List all the lines in these records that hold "Arena".
** START OF Records shown **
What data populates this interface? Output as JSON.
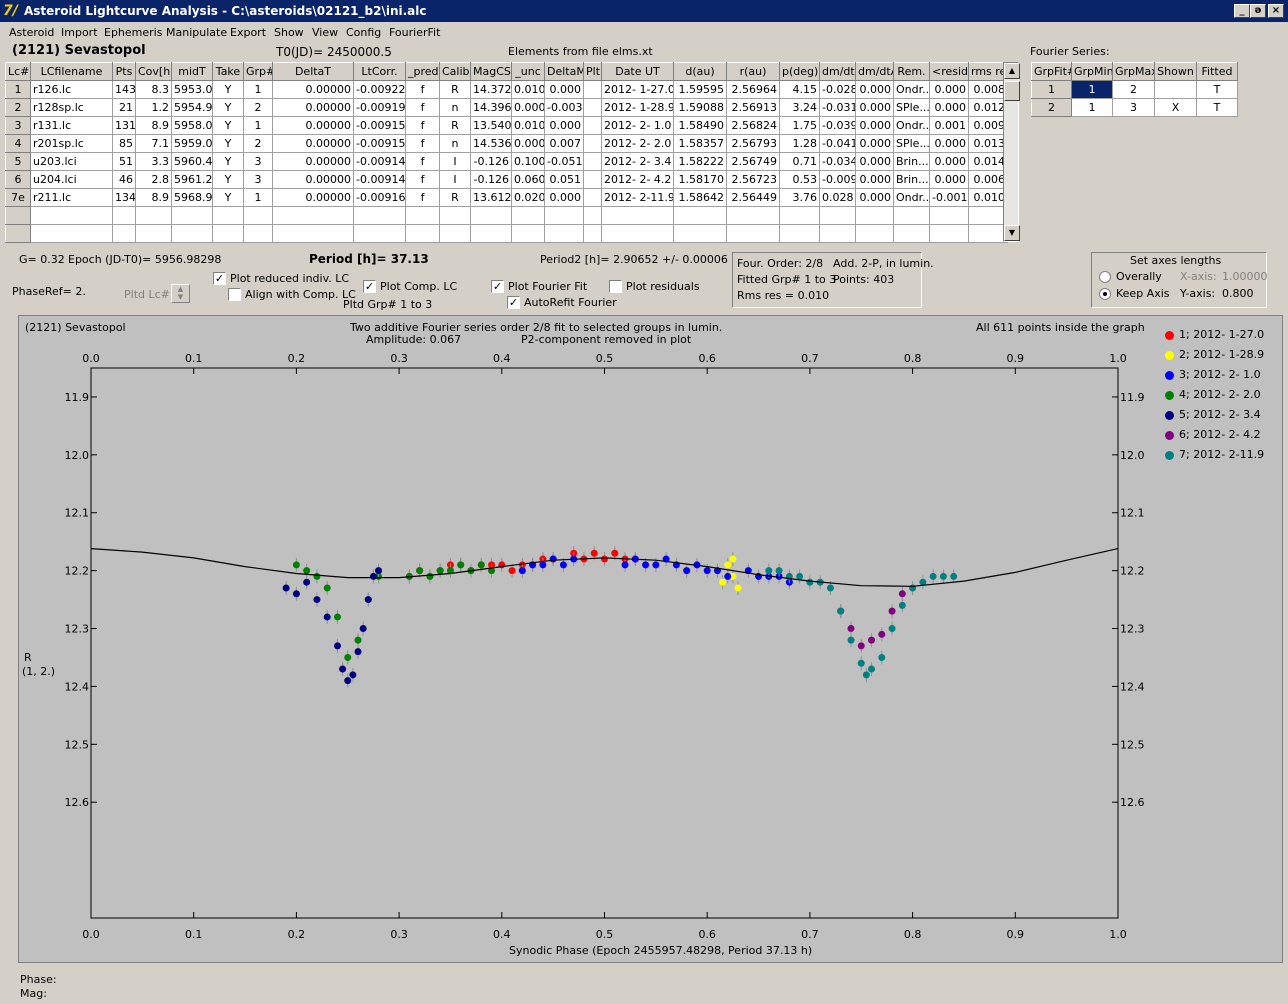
{
  "window": {
    "title": "Asteroid Lightcurve Analysis - C:\\asteroids\\02121_b2\\ini.alc",
    "icon_label": "7/",
    "buttons": {
      "minimize": "_",
      "restore": "ǝ",
      "close": "×"
    }
  },
  "menu": [
    "Asteroid",
    "Import",
    "Ephemeris",
    "Manipulate",
    "Export",
    "Show",
    "View",
    "Config",
    "FourierFit"
  ],
  "header": {
    "asteroid_name": "(2121) Sevastopol",
    "t0": "T0(JD)= 2450000.5",
    "elements": "Elements from file elms.xt"
  },
  "lc_table": {
    "columns": [
      "Lc#",
      "LCfilename",
      "Pts",
      "Cov[h]",
      "midT",
      "Take",
      "Grp#",
      "DeltaT",
      "LtCorr.",
      "_pred",
      "Calib.",
      "MagCS",
      "_unc",
      "DeltaM",
      "Plt",
      "Date UT",
      "d(au)",
      "r(au)",
      "p(deg)",
      "dm/dt",
      "dm/dtA",
      "Rem.",
      "<resid>",
      "rms res"
    ],
    "rows": [
      [
        "1",
        "r126.lc",
        "143",
        "8.3",
        "5953.0",
        "Y",
        "1",
        "0.00000",
        "-0.00922",
        "f",
        "R",
        "14.372",
        "0.010",
        "0.000",
        "",
        "2012- 1-27.0",
        "1.59595",
        "2.56964",
        "4.15",
        "-0.028",
        "0.000",
        "Ondr...",
        "0.000",
        "0.008"
      ],
      [
        "2",
        "r128sp.lc",
        "21",
        "1.2",
        "5954.9",
        "Y",
        "2",
        "0.00000",
        "-0.00919",
        "f",
        "n",
        "14.396",
        "0.000",
        "-0.003",
        "",
        "2012- 1-28.9",
        "1.59088",
        "2.56913",
        "3.24",
        "-0.031",
        "0.000",
        "SPle...",
        "0.000",
        "0.012"
      ],
      [
        "3",
        "r131.lc",
        "131",
        "8.9",
        "5958.0",
        "Y",
        "1",
        "0.00000",
        "-0.00915",
        "f",
        "R",
        "13.540",
        "0.010",
        "0.000",
        "",
        "2012- 2- 1.0",
        "1.58490",
        "2.56824",
        "1.75",
        "-0.039",
        "0.000",
        "Ondr...",
        "0.001",
        "0.009"
      ],
      [
        "4",
        "r201sp.lc",
        "85",
        "7.1",
        "5959.0",
        "Y",
        "2",
        "0.00000",
        "-0.00915",
        "f",
        "n",
        "14.536",
        "0.000",
        "0.007",
        "",
        "2012- 2- 2.0",
        "1.58357",
        "2.56793",
        "1.28",
        "-0.041",
        "0.000",
        "SPle...",
        "0.000",
        "0.013"
      ],
      [
        "5",
        "u203.lci",
        "51",
        "3.3",
        "5960.4",
        "Y",
        "3",
        "0.00000",
        "-0.00914",
        "f",
        "I",
        "-0.126",
        "0.100",
        "-0.051",
        "",
        "2012- 2- 3.4",
        "1.58222",
        "2.56749",
        "0.71",
        "-0.034",
        "0.000",
        "Brin...",
        "0.000",
        "0.014"
      ],
      [
        "6",
        "u204.lci",
        "46",
        "2.8",
        "5961.2",
        "Y",
        "3",
        "0.00000",
        "-0.00914",
        "f",
        "I",
        "-0.126",
        "0.060",
        "0.051",
        "",
        "2012- 2- 4.2",
        "1.58170",
        "2.56723",
        "0.53",
        "-0.009",
        "0.000",
        "Brin...",
        "0.000",
        "0.006"
      ],
      [
        "7e",
        "r211.lc",
        "134",
        "8.9",
        "5968.9",
        "Y",
        "1",
        "0.00000",
        "-0.00916",
        "f",
        "R",
        "13.612",
        "0.020",
        "0.000",
        "",
        "2012- 2-11.9",
        "1.58642",
        "2.56449",
        "3.76",
        "0.028",
        "0.000",
        "Ondr...",
        "-0.001",
        "0.010"
      ]
    ]
  },
  "fourier": {
    "label": "Fourier Series:",
    "columns": [
      "GrpFit#",
      "GrpMin",
      "GrpMax",
      "Shown",
      "Fitted"
    ],
    "rows": [
      [
        "1",
        "1",
        "2",
        "",
        "T"
      ],
      [
        "2",
        "1",
        "3",
        "X",
        "T"
      ]
    ]
  },
  "info": {
    "g": "G= 0.32",
    "epoch": "Epoch (JD-T0)= 5956.98298",
    "period": "Period [h]= 37.13",
    "period2": "Period2 [h]= 2.90652 +/- 0.00006",
    "phaseref": "PhaseRef= 2.",
    "pltd_lc": "Pltd Lc#:",
    "pltd_grp": "Pltd Grp#  1   to   3"
  },
  "checks": {
    "plot_reduced": {
      "label": "Plot reduced indiv. LC",
      "checked": true
    },
    "align_comp": {
      "label": "Align with Comp. LC",
      "checked": false
    },
    "plot_comp": {
      "label": "Plot Comp. LC",
      "checked": true
    },
    "plot_fourier": {
      "label": "Plot Fourier Fit",
      "checked": true
    },
    "autorefit": {
      "label": "AutoRefit Fourier",
      "checked": true
    },
    "plot_residuals": {
      "label": "Plot residuals",
      "checked": false
    }
  },
  "fit_info": {
    "order": "Four. Order:  2/8",
    "add": "Add. 2-P, in lumin.",
    "fitted": "Fitted Grp# 1 to 3",
    "points": "Points: 403",
    "rms": "Rms res    = 0.010"
  },
  "axes_box": {
    "title": "Set axes lengths",
    "overall": "Overally",
    "keep": "Keep Axis",
    "selected": "keep",
    "x_label": "X-axis:",
    "x_value": "1.00000",
    "y_label": "Y-axis:",
    "y_value": "0.800"
  },
  "plot": {
    "name": "(2121) Sevastopol",
    "title1": "Two additive Fourier series order 2/8 fit to selected groups in lumin.",
    "title2a": "Amplitude: 0.067",
    "title2b": "P2-component removed in plot",
    "count": "All 611 points inside the graph",
    "ylabel1": "R",
    "ylabel2": "(1, 2.)"
  },
  "status": {
    "phase": "Phase:",
    "mag": "Mag:"
  },
  "chart_data": {
    "type": "scatter",
    "xlabel": "Synodic Phase (Epoch 2455957.48298, Period 37.13 h)",
    "xlim": [
      0.0,
      1.0
    ],
    "ylim": [
      12.8,
      11.85
    ],
    "y_inverted": true,
    "x_ticks": [
      "0.0",
      "0.1",
      "0.2",
      "0.3",
      "0.4",
      "0.5",
      "0.6",
      "0.7",
      "0.8",
      "0.9",
      "1.0"
    ],
    "y_ticks": [
      "11.9",
      "12.0",
      "12.1",
      "12.2",
      "12.3",
      "12.4",
      "12.5",
      "12.6"
    ],
    "series": [
      {
        "name": "1; 2012- 1-27.0",
        "color": "#ff0000",
        "points": [
          [
            0.31,
            12.21
          ],
          [
            0.32,
            12.2
          ],
          [
            0.33,
            12.21
          ],
          [
            0.34,
            12.2
          ],
          [
            0.35,
            12.19
          ],
          [
            0.36,
            12.19
          ],
          [
            0.37,
            12.2
          ],
          [
            0.38,
            12.19
          ],
          [
            0.39,
            12.19
          ],
          [
            0.4,
            12.19
          ],
          [
            0.41,
            12.2
          ],
          [
            0.42,
            12.19
          ],
          [
            0.43,
            12.19
          ],
          [
            0.44,
            12.18
          ],
          [
            0.45,
            12.18
          ],
          [
            0.47,
            12.17
          ],
          [
            0.48,
            12.18
          ],
          [
            0.49,
            12.17
          ],
          [
            0.5,
            12.18
          ],
          [
            0.51,
            12.17
          ],
          [
            0.52,
            12.18
          ],
          [
            0.53,
            12.18
          ]
        ]
      },
      {
        "name": "2; 2012- 1-28.9",
        "color": "#ffff00",
        "points": [
          [
            0.61,
            12.2
          ],
          [
            0.615,
            12.22
          ],
          [
            0.62,
            12.19
          ],
          [
            0.625,
            12.21
          ],
          [
            0.63,
            12.23
          ],
          [
            0.625,
            12.18
          ]
        ]
      },
      {
        "name": "3; 2012- 2- 1.0",
        "color": "#0000ff",
        "points": [
          [
            0.42,
            12.2
          ],
          [
            0.43,
            12.19
          ],
          [
            0.44,
            12.19
          ],
          [
            0.45,
            12.18
          ],
          [
            0.46,
            12.19
          ],
          [
            0.47,
            12.18
          ],
          [
            0.52,
            12.19
          ],
          [
            0.53,
            12.18
          ],
          [
            0.54,
            12.19
          ],
          [
            0.55,
            12.19
          ],
          [
            0.56,
            12.18
          ],
          [
            0.57,
            12.19
          ],
          [
            0.58,
            12.2
          ],
          [
            0.59,
            12.19
          ],
          [
            0.6,
            12.2
          ],
          [
            0.61,
            12.2
          ],
          [
            0.62,
            12.21
          ],
          [
            0.64,
            12.2
          ],
          [
            0.65,
            12.21
          ],
          [
            0.66,
            12.21
          ],
          [
            0.67,
            12.21
          ],
          [
            0.68,
            12.22
          ]
        ]
      },
      {
        "name": "4; 2012- 2- 2.0",
        "color": "#008000",
        "points": [
          [
            0.2,
            12.19
          ],
          [
            0.21,
            12.2
          ],
          [
            0.22,
            12.21
          ],
          [
            0.23,
            12.23
          ],
          [
            0.24,
            12.28
          ],
          [
            0.25,
            12.35
          ],
          [
            0.26,
            12.32
          ],
          [
            0.27,
            12.25
          ],
          [
            0.28,
            12.21
          ],
          [
            0.31,
            12.21
          ],
          [
            0.32,
            12.2
          ],
          [
            0.33,
            12.21
          ],
          [
            0.34,
            12.2
          ],
          [
            0.35,
            12.2
          ],
          [
            0.36,
            12.19
          ],
          [
            0.37,
            12.2
          ],
          [
            0.38,
            12.19
          ],
          [
            0.39,
            12.2
          ]
        ]
      },
      {
        "name": "5; 2012- 2- 3.4",
        "color": "#000080",
        "points": [
          [
            0.19,
            12.23
          ],
          [
            0.2,
            12.24
          ],
          [
            0.21,
            12.22
          ],
          [
            0.22,
            12.25
          ],
          [
            0.23,
            12.28
          ],
          [
            0.24,
            12.33
          ],
          [
            0.245,
            12.37
          ],
          [
            0.25,
            12.39
          ],
          [
            0.255,
            12.38
          ],
          [
            0.26,
            12.34
          ],
          [
            0.265,
            12.3
          ],
          [
            0.27,
            12.25
          ],
          [
            0.275,
            12.21
          ],
          [
            0.28,
            12.2
          ]
        ]
      },
      {
        "name": "6; 2012- 2- 4.2",
        "color": "#800080",
        "points": [
          [
            0.73,
            12.27
          ],
          [
            0.74,
            12.3
          ],
          [
            0.75,
            12.33
          ],
          [
            0.76,
            12.32
          ],
          [
            0.77,
            12.31
          ],
          [
            0.78,
            12.27
          ],
          [
            0.79,
            12.24
          ]
        ]
      },
      {
        "name": "7; 2012- 2-11.9",
        "color": "#008080",
        "points": [
          [
            0.66,
            12.2
          ],
          [
            0.67,
            12.2
          ],
          [
            0.68,
            12.21
          ],
          [
            0.69,
            12.21
          ],
          [
            0.7,
            12.22
          ],
          [
            0.71,
            12.22
          ],
          [
            0.72,
            12.23
          ],
          [
            0.73,
            12.27
          ],
          [
            0.74,
            12.32
          ],
          [
            0.75,
            12.36
          ],
          [
            0.755,
            12.38
          ],
          [
            0.76,
            12.37
          ],
          [
            0.77,
            12.35
          ],
          [
            0.78,
            12.3
          ],
          [
            0.79,
            12.26
          ],
          [
            0.8,
            12.23
          ],
          [
            0.81,
            12.22
          ],
          [
            0.82,
            12.21
          ],
          [
            0.83,
            12.21
          ],
          [
            0.84,
            12.21
          ]
        ]
      }
    ],
    "fit_curve": [
      [
        0.0,
        12.162
      ],
      [
        0.05,
        12.168
      ],
      [
        0.1,
        12.178
      ],
      [
        0.15,
        12.193
      ],
      [
        0.2,
        12.205
      ],
      [
        0.25,
        12.212
      ],
      [
        0.3,
        12.212
      ],
      [
        0.35,
        12.205
      ],
      [
        0.4,
        12.193
      ],
      [
        0.45,
        12.182
      ],
      [
        0.5,
        12.178
      ],
      [
        0.55,
        12.182
      ],
      [
        0.6,
        12.193
      ],
      [
        0.65,
        12.207
      ],
      [
        0.7,
        12.218
      ],
      [
        0.75,
        12.226
      ],
      [
        0.8,
        12.227
      ],
      [
        0.85,
        12.218
      ],
      [
        0.9,
        12.203
      ],
      [
        0.95,
        12.182
      ],
      [
        1.0,
        12.162
      ]
    ]
  }
}
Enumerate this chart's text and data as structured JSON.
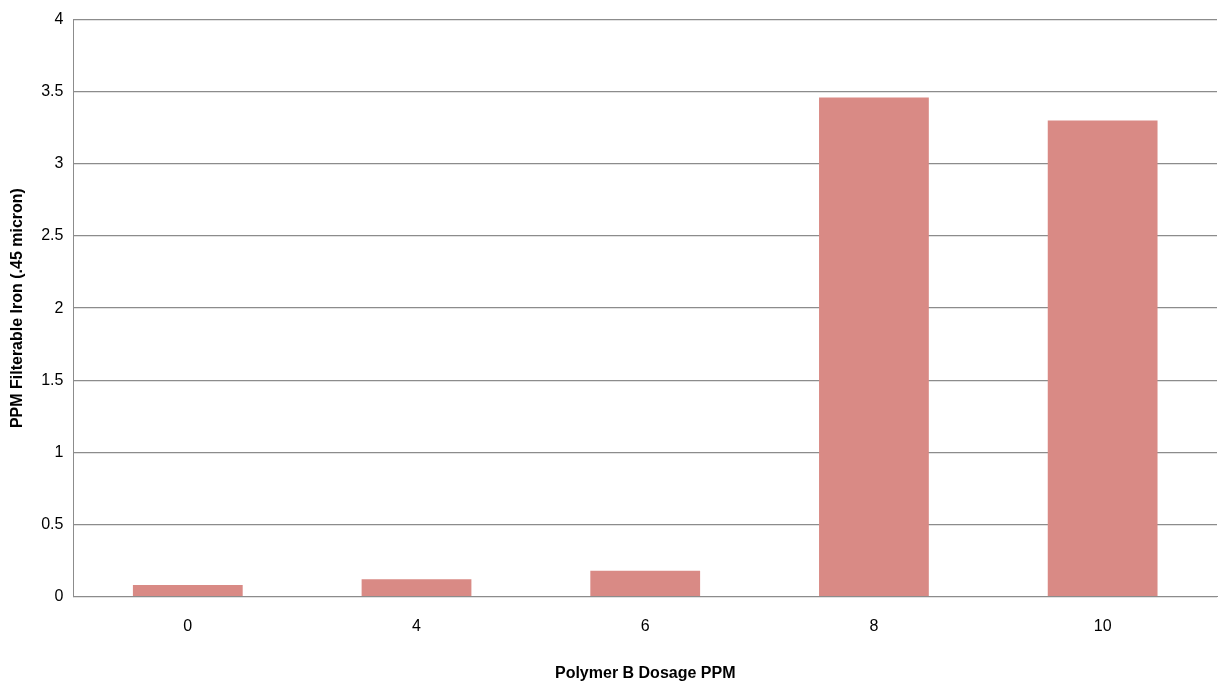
{
  "chart_data": {
    "type": "bar",
    "xlabel": "Polymer B Dosage PPM",
    "ylabel": "PPM Filterable Iron (.45 micron)",
    "categories": [
      "0",
      "4",
      "6",
      "8",
      "10"
    ],
    "values": [
      0.08,
      0.12,
      0.18,
      3.46,
      3.3
    ],
    "color": "#d98a85",
    "ylim": [
      0,
      4
    ],
    "yticks": [
      0,
      0.5,
      1,
      1.5,
      2,
      2.5,
      3,
      3.5,
      4
    ],
    "grid": "y"
  }
}
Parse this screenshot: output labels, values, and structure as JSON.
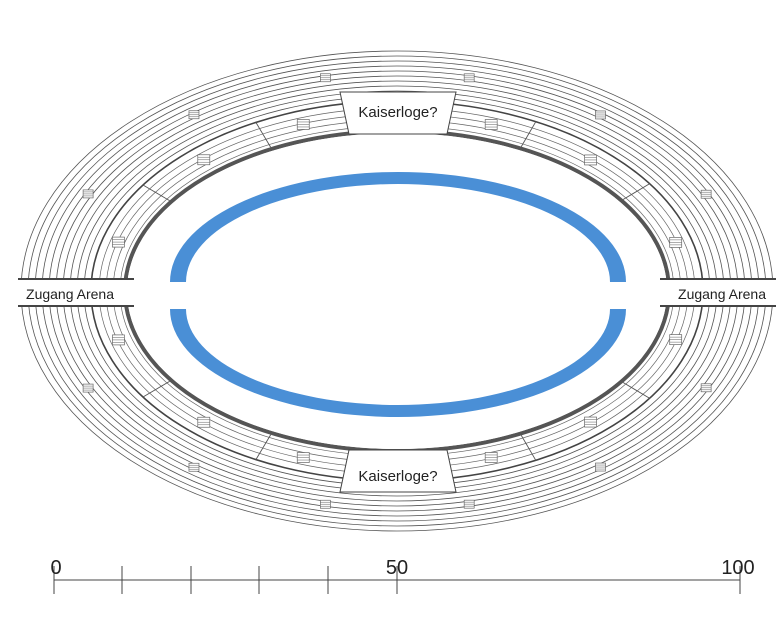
{
  "labels": {
    "kaiserloge_top": "Kaiserloge?",
    "kaiserloge_bottom": "Kaiserloge?",
    "zugang_left": "Zugang Arena",
    "zugang_right": "Zugang Arena"
  },
  "scale": {
    "ticks": [
      "0",
      "50",
      "100"
    ]
  },
  "colors": {
    "water_channel": "#4a8fd6",
    "line": "#333333",
    "thin_line": "#666666",
    "background": "#ffffff"
  }
}
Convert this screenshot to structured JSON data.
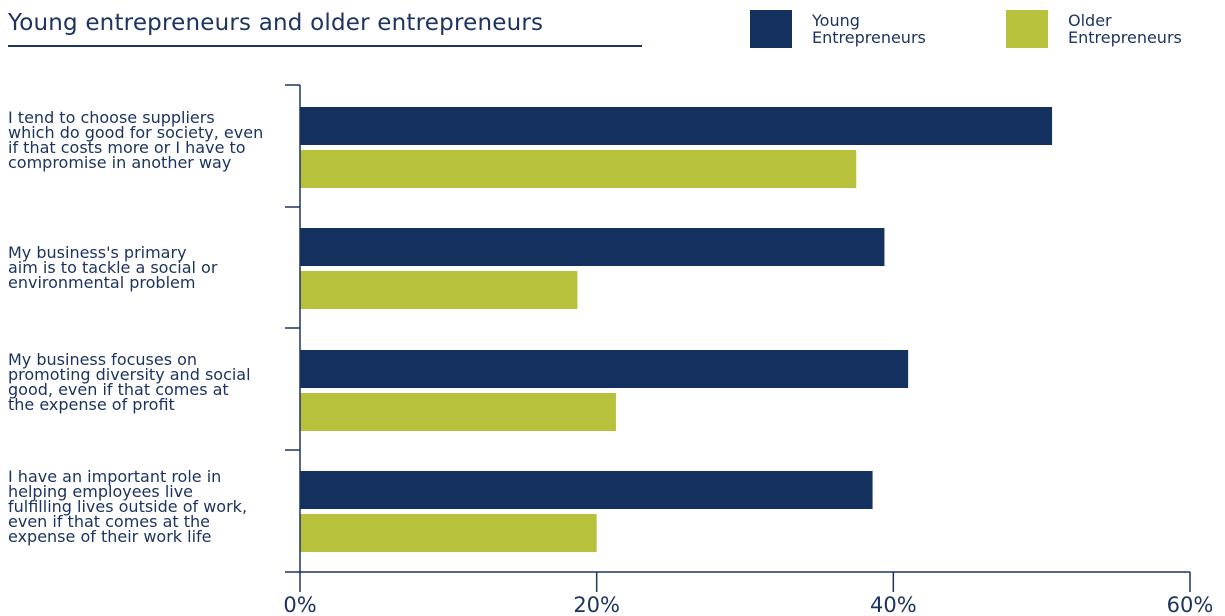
{
  "chart_data": {
    "type": "bar",
    "orientation": "horizontal",
    "title": "Young entrepreneurs and older entrepreneurs",
    "categories": [
      "I tend to choose suppliers\nwhich do good for society, even\nif that costs more or I have to\ncompromise in another way",
      "My business's primary\naim is to tackle a social or\nenvironmental problem",
      "My business focuses on\npromoting diversity and social\ngood, even if that comes at\nthe expense of profit",
      "I have an important role in\nhelping employees live\nfulfilling lives outside of work,\neven if that comes at the\nexpense of their work life"
    ],
    "series": [
      {
        "name": "Young\nEntrepreneurs",
        "color": "#14305f",
        "values": [
          50.7,
          39.4,
          41.0,
          38.6
        ]
      },
      {
        "name": "Older\nEntrepreneurs",
        "color": "#b8c13b",
        "values": [
          37.5,
          18.7,
          21.3,
          20.0
        ]
      }
    ],
    "xlim": [
      0,
      60
    ],
    "xticks": [
      "0%",
      "20%",
      "40%",
      "60%"
    ],
    "xlabel": "",
    "ylabel": "",
    "grid": false,
    "legend_position": "top-right"
  }
}
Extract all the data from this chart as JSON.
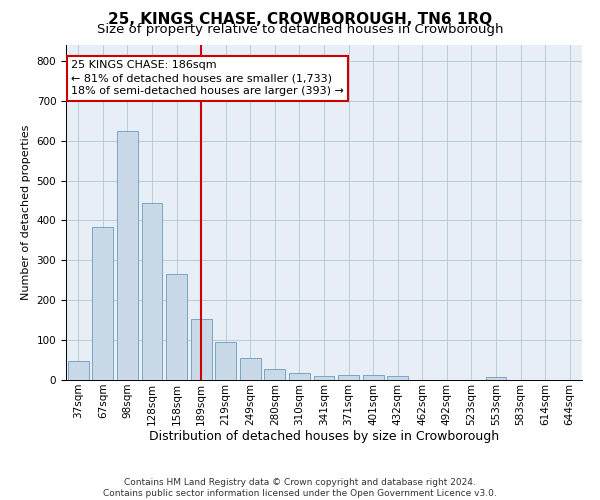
{
  "title": "25, KINGS CHASE, CROWBOROUGH, TN6 1RQ",
  "subtitle": "Size of property relative to detached houses in Crowborough",
  "xlabel": "Distribution of detached houses by size in Crowborough",
  "ylabel": "Number of detached properties",
  "categories": [
    "37sqm",
    "67sqm",
    "98sqm",
    "128sqm",
    "158sqm",
    "189sqm",
    "219sqm",
    "249sqm",
    "280sqm",
    "310sqm",
    "341sqm",
    "371sqm",
    "401sqm",
    "432sqm",
    "462sqm",
    "492sqm",
    "523sqm",
    "553sqm",
    "583sqm",
    "614sqm",
    "644sqm"
  ],
  "values": [
    48,
    383,
    625,
    443,
    265,
    152,
    95,
    55,
    28,
    18,
    10,
    12,
    12,
    10,
    0,
    0,
    0,
    7,
    0,
    0,
    0
  ],
  "bar_color": "#c9d9e8",
  "bar_edge_color": "#6a9cbf",
  "vline_x": 5,
  "vline_color": "#cc0000",
  "annotation_text": "25 KINGS CHASE: 186sqm\n← 81% of detached houses are smaller (1,733)\n18% of semi-detached houses are larger (393) →",
  "annotation_box_color": "#cc0000",
  "ylim": [
    0,
    840
  ],
  "yticks": [
    0,
    100,
    200,
    300,
    400,
    500,
    600,
    700,
    800
  ],
  "grid_color": "#b8ccd8",
  "background_color": "#e8eef5",
  "footer_line1": "Contains HM Land Registry data © Crown copyright and database right 2024.",
  "footer_line2": "Contains public sector information licensed under the Open Government Licence v3.0.",
  "title_fontsize": 11,
  "subtitle_fontsize": 9.5,
  "tick_fontsize": 7.5,
  "xlabel_fontsize": 9,
  "ylabel_fontsize": 8,
  "annotation_fontsize": 8,
  "footer_fontsize": 6.5
}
** END OF Records shown **
• Result for this exercise:
    "zugang_left": "Zugang Arena",
    "zugang_right": "Zugang Arena"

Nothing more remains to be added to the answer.